Your task is to return the span of lines beginning at the one with "Type out the text in this image." and ending at the last line of the data, exactly as it stands.

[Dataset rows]
## Start
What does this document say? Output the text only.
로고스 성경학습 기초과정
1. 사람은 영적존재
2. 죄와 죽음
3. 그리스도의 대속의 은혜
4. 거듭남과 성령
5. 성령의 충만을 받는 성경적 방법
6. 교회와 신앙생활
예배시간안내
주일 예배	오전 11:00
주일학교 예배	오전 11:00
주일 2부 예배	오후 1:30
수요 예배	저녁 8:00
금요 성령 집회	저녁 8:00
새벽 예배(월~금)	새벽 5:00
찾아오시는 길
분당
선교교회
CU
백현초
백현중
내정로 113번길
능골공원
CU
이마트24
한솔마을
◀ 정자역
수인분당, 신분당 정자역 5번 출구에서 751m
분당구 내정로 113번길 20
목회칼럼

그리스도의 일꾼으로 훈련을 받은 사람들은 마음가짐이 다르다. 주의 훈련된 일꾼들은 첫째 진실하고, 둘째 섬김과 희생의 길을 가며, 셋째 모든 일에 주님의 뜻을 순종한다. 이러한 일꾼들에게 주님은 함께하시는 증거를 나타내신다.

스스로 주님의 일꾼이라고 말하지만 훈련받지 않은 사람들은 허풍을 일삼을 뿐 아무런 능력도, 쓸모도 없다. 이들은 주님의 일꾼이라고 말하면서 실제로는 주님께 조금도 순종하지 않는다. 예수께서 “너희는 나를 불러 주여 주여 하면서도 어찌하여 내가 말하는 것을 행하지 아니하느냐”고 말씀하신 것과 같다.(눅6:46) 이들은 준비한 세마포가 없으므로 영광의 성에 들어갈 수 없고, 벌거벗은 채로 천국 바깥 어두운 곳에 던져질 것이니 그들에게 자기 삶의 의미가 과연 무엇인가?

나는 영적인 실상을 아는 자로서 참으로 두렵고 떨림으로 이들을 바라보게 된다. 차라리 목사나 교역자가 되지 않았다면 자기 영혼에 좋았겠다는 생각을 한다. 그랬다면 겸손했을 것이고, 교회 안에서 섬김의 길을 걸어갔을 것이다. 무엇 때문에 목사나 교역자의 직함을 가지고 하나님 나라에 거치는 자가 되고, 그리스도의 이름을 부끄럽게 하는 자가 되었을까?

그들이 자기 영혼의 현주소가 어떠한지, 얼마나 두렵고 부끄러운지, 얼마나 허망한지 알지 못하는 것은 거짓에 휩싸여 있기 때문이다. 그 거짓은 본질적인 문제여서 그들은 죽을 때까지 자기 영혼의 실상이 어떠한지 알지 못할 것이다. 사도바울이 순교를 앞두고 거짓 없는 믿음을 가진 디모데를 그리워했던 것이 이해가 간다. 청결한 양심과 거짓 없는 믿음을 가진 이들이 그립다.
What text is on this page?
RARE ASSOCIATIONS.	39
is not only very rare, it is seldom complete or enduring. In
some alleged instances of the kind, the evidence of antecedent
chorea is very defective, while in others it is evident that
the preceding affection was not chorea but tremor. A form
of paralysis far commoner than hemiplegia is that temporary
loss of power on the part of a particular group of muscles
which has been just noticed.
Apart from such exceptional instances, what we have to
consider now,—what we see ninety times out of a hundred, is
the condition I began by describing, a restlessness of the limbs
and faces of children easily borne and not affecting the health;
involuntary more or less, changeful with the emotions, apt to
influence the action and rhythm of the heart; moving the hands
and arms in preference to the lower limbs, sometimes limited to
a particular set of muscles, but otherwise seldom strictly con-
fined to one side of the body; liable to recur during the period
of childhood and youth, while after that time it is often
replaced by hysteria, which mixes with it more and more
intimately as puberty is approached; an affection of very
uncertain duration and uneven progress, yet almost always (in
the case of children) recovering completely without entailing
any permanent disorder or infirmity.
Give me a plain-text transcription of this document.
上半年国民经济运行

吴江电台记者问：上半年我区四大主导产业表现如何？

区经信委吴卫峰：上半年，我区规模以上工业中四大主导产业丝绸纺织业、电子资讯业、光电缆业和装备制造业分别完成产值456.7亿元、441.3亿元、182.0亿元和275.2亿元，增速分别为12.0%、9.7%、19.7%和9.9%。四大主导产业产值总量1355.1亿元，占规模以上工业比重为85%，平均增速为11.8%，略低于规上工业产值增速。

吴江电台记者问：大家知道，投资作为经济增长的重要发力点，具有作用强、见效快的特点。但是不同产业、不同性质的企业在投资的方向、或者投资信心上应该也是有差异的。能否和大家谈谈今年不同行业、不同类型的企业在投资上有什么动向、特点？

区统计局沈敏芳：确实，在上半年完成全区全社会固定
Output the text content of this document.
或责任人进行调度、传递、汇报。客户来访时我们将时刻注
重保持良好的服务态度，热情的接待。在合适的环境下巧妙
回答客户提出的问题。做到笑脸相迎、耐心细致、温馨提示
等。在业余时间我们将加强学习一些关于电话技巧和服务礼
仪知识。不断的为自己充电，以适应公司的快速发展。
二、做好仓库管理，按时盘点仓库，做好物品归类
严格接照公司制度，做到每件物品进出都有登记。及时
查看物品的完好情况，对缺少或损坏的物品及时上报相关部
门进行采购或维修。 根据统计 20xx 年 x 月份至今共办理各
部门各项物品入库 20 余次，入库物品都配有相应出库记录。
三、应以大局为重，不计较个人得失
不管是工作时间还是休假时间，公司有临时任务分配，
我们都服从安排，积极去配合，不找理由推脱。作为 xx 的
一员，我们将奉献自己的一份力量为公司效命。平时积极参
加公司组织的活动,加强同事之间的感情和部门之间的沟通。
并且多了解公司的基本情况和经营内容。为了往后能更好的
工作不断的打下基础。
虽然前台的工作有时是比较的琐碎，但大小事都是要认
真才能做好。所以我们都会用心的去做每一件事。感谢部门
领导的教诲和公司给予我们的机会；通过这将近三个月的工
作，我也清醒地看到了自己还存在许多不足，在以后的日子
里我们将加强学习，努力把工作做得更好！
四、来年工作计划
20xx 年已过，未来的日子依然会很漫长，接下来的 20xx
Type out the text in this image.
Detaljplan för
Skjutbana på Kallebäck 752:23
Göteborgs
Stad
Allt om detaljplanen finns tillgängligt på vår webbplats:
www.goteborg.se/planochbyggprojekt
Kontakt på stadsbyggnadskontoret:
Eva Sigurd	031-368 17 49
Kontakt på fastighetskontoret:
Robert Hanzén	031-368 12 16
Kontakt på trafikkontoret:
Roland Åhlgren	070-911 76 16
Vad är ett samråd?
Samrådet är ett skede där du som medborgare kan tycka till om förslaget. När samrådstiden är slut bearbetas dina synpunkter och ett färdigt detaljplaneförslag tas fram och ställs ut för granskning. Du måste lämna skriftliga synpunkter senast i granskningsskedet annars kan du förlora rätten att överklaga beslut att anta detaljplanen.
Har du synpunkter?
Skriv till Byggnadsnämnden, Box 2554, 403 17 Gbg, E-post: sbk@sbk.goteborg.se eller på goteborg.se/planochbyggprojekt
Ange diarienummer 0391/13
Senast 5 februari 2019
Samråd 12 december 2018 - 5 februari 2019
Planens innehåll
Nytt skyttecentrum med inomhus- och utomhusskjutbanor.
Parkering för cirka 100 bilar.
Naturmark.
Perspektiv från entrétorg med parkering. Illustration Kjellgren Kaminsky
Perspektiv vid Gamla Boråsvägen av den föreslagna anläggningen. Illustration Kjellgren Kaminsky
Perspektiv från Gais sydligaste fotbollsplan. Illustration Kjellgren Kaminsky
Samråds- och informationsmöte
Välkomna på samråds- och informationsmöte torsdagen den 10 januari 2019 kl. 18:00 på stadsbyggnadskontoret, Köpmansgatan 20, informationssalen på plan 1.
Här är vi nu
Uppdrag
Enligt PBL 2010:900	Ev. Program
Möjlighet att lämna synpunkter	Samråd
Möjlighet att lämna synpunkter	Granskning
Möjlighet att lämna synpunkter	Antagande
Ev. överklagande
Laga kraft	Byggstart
## End
RESPONSE:
Type out the text in this image.
Detaljplan för
Skjutbana på Kallebäck 752:23
Göteborgs
Stad
Allt om detaljplanen finns tillgängligt på vår webbplats:
www.goteborg.se/planochbyggprojekt
Kontakt på stadsbyggnadskontoret:
Eva Sigurd	031-368 17 49
Kontakt på fastighetskontoret:
Robert Hanzén	031-368 12 16
Kontakt på trafikkontoret:
Roland Åhlgren	070-911 76 16
Vad är ett samråd?
Samrådet är ett skede där du som medborgare kan tycka till om förslaget. När samrådstiden är slut bearbetas dina synpunkter och ett färdigt detaljplaneförslag tas fram och ställs ut för granskning. Du måste lämna skriftliga synpunkter senast i granskningsskedet annars kan du förlora rätten att överklaga beslut att anta detaljplanen.
Har du synpunkter?
Skriv till Byggnadsnämnden, Box 2554, 403 17 Gbg, E-post: sbk@sbk.goteborg.se eller på goteborg.se/planochbyggprojekt
Ange diarienummer 0391/13
Senast 5 februari 2019
Samråd 12 december 2018 - 5 februari 2019
Planens innehåll
Nytt skyttecentrum med inomhus- och utomhusskjutbanor.
Parkering för cirka 100 bilar.
Naturmark.
Perspektiv från entrétorg med parkering. Illustration Kjellgren Kaminsky
Perspektiv vid Gamla Boråsvägen av den föreslagna anläggningen. Illustration Kjellgren Kaminsky
Perspektiv från Gais sydligaste fotbollsplan. Illustration Kjellgren Kaminsky
Samråds- och informationsmöte
Välkomna på samråds- och informationsmöte torsdagen den 10 januari 2019 kl. 18:00 på stadsbyggnadskontoret, Köpmansgatan 20, informationssalen på plan 1.
Här är vi nu
Uppdrag
Enligt PBL 2010:900	Ev. Program
Möjlighet att lämna synpunkter	Samråd
Möjlighet att lämna synpunkter	Granskning
Möjlighet att lämna synpunkter	Antagande
Ev. överklagande
Laga kraft	Byggstart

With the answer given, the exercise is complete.